• Supplied information:
•••••
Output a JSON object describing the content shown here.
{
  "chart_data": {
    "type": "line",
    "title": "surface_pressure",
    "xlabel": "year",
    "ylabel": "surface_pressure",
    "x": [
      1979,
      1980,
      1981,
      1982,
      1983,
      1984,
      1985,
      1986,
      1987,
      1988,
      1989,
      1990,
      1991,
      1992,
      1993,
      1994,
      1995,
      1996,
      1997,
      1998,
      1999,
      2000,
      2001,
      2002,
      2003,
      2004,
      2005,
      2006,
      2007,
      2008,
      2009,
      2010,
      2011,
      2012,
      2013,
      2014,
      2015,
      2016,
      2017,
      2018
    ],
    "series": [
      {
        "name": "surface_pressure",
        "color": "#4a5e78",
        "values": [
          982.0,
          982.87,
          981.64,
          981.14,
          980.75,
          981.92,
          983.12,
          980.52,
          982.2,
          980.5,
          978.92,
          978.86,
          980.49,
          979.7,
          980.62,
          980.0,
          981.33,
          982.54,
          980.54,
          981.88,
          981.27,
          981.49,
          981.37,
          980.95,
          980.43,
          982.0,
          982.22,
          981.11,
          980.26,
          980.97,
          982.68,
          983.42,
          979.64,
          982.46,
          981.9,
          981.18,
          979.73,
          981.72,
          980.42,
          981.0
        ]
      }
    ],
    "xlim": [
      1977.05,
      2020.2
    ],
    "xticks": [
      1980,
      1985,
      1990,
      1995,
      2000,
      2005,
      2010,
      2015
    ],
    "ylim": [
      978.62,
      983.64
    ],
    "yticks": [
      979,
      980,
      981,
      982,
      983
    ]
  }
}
•••••
• Task directions:
Restate all of the entries exactly, please.

• Answer to this task:
Output a JSON object describing the content shown here.
{
  "chart_data": {
    "type": "line",
    "title": "surface_pressure",
    "xlabel": "year",
    "ylabel": "surface_pressure",
    "x": [
      1979,
      1980,
      1981,
      1982,
      1983,
      1984,
      1985,
      1986,
      1987,
      1988,
      1989,
      1990,
      1991,
      1992,
      1993,
      1994,
      1995,
      1996,
      1997,
      1998,
      1999,
      2000,
      2001,
      2002,
      2003,
      2004,
      2005,
      2006,
      2007,
      2008,
      2009,
      2010,
      2011,
      2012,
      2013,
      2014,
      2015,
      2016,
      2017,
      2018
    ],
    "series": [
      {
        "name": "surface_pressure",
        "color": "#4a5e78",
        "values": [
          982.0,
          982.87,
          981.64,
          981.14,
          980.75,
          981.92,
          983.12,
          980.52,
          982.2,
          980.5,
          978.92,
          978.86,
          980.49,
          979.7,
          980.62,
          980.0,
          981.33,
          982.54,
          980.54,
          981.88,
          981.27,
          981.49,
          981.37,
          980.95,
          980.43,
          982.0,
          982.22,
          981.11,
          980.26,
          980.97,
          982.68,
          983.42,
          979.64,
          982.46,
          981.9,
          981.18,
          979.73,
          981.72,
          980.42,
          981.0
        ]
      }
    ],
    "xlim": [
      1977.05,
      2020.2
    ],
    "xticks": [
      1980,
      1985,
      1990,
      1995,
      2000,
      2005,
      2010,
      2015
    ],
    "ylim": [
      978.62,
      983.64
    ],
    "yticks": [
      979,
      980,
      981,
      982,
      983
    ]
  }
}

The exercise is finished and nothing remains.